Wherever the string "въпроса" appears in a line, extract that line.
##############################
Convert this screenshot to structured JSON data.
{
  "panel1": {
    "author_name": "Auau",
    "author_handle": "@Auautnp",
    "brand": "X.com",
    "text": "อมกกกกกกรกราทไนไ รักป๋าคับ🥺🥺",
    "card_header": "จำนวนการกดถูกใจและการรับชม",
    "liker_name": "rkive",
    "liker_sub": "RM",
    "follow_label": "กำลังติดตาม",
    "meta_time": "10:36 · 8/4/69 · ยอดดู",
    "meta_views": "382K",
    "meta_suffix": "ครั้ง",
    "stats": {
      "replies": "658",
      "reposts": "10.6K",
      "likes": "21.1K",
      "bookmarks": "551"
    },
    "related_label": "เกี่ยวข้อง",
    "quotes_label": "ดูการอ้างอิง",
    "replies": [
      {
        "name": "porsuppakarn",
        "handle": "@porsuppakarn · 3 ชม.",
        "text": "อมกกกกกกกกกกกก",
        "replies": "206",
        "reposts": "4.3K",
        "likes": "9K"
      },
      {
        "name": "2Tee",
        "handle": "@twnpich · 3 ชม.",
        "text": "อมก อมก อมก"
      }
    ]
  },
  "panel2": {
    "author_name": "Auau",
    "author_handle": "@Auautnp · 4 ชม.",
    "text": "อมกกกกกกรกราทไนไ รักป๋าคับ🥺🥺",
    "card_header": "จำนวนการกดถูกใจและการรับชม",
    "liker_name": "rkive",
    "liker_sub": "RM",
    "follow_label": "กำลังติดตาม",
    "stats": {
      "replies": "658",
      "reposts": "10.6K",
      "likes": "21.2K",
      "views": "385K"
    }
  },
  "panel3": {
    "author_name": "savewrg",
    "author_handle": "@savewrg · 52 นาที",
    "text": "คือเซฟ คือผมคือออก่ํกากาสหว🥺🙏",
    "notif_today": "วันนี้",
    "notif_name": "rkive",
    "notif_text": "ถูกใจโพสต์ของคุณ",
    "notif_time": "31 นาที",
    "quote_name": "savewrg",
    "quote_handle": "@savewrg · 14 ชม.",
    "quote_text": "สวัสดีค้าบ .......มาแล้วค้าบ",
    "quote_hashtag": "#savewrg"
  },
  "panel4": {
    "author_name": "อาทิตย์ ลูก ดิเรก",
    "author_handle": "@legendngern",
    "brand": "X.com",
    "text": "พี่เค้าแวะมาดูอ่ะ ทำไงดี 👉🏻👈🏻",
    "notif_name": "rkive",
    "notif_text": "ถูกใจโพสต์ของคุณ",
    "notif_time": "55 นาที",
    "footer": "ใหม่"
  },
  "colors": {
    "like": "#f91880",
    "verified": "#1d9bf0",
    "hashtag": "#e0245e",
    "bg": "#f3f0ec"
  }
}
##############################
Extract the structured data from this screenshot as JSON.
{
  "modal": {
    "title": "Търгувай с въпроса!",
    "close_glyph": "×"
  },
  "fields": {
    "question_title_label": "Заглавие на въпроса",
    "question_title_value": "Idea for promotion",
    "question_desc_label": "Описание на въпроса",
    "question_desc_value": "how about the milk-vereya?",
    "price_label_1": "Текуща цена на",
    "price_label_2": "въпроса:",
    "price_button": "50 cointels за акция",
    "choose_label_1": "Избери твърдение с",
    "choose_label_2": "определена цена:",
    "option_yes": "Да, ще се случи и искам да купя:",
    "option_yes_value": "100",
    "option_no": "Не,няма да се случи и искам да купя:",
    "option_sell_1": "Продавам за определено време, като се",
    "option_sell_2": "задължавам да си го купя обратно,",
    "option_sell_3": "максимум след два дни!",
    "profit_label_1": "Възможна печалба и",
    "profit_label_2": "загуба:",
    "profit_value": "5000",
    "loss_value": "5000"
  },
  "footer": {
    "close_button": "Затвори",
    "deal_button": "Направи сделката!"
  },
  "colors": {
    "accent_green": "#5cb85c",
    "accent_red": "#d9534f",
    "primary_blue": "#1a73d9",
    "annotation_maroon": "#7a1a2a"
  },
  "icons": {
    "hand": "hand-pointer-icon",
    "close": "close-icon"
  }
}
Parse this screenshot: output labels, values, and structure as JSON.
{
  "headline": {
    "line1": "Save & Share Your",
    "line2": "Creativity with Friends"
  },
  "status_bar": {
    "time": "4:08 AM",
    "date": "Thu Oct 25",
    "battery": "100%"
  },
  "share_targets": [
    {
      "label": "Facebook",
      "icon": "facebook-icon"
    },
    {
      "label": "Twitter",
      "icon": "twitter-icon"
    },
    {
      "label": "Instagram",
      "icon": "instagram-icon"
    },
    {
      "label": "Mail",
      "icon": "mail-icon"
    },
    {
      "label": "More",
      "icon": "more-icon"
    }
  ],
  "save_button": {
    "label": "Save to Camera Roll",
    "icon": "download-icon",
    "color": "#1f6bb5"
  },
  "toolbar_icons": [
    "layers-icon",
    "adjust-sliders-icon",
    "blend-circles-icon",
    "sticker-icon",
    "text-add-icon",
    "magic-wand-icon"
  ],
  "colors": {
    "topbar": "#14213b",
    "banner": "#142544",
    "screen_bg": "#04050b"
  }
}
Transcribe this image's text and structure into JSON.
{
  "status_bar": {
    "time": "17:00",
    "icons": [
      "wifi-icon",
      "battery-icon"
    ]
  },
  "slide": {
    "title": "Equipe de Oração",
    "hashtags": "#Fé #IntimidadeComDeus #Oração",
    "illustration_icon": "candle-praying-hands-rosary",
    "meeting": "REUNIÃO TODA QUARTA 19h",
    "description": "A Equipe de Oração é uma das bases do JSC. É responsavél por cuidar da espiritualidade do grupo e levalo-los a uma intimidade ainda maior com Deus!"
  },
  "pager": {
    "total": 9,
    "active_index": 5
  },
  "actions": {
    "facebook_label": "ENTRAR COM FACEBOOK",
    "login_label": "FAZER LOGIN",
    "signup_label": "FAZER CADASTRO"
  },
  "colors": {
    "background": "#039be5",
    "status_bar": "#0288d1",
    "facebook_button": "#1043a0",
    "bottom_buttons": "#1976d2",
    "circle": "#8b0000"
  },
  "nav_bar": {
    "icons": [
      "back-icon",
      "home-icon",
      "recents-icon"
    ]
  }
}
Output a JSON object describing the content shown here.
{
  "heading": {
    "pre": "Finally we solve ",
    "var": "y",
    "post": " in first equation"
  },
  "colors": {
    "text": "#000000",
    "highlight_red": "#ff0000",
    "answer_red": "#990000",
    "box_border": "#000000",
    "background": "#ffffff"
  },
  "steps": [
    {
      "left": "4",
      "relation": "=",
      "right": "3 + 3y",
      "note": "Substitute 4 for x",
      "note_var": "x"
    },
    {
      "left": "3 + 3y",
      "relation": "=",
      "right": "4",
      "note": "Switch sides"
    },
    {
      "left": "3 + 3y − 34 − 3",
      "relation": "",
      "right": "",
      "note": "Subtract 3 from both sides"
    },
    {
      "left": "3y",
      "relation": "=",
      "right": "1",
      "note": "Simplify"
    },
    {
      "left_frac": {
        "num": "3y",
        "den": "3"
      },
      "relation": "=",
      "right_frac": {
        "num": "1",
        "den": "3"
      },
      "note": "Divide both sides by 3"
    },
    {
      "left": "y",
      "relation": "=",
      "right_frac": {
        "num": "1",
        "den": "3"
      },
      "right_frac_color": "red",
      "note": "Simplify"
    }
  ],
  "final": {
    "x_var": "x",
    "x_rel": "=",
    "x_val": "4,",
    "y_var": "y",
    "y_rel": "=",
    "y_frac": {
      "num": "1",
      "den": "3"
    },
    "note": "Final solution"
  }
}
##############################
• **EXERCISE SOLUTION**
    "title": "Търгувай с въпроса!",
    "question_title_label": "Заглавие на въпроса",
    "question_desc_label": "Описание на въпроса",
    "price_label_2": "въпроса:",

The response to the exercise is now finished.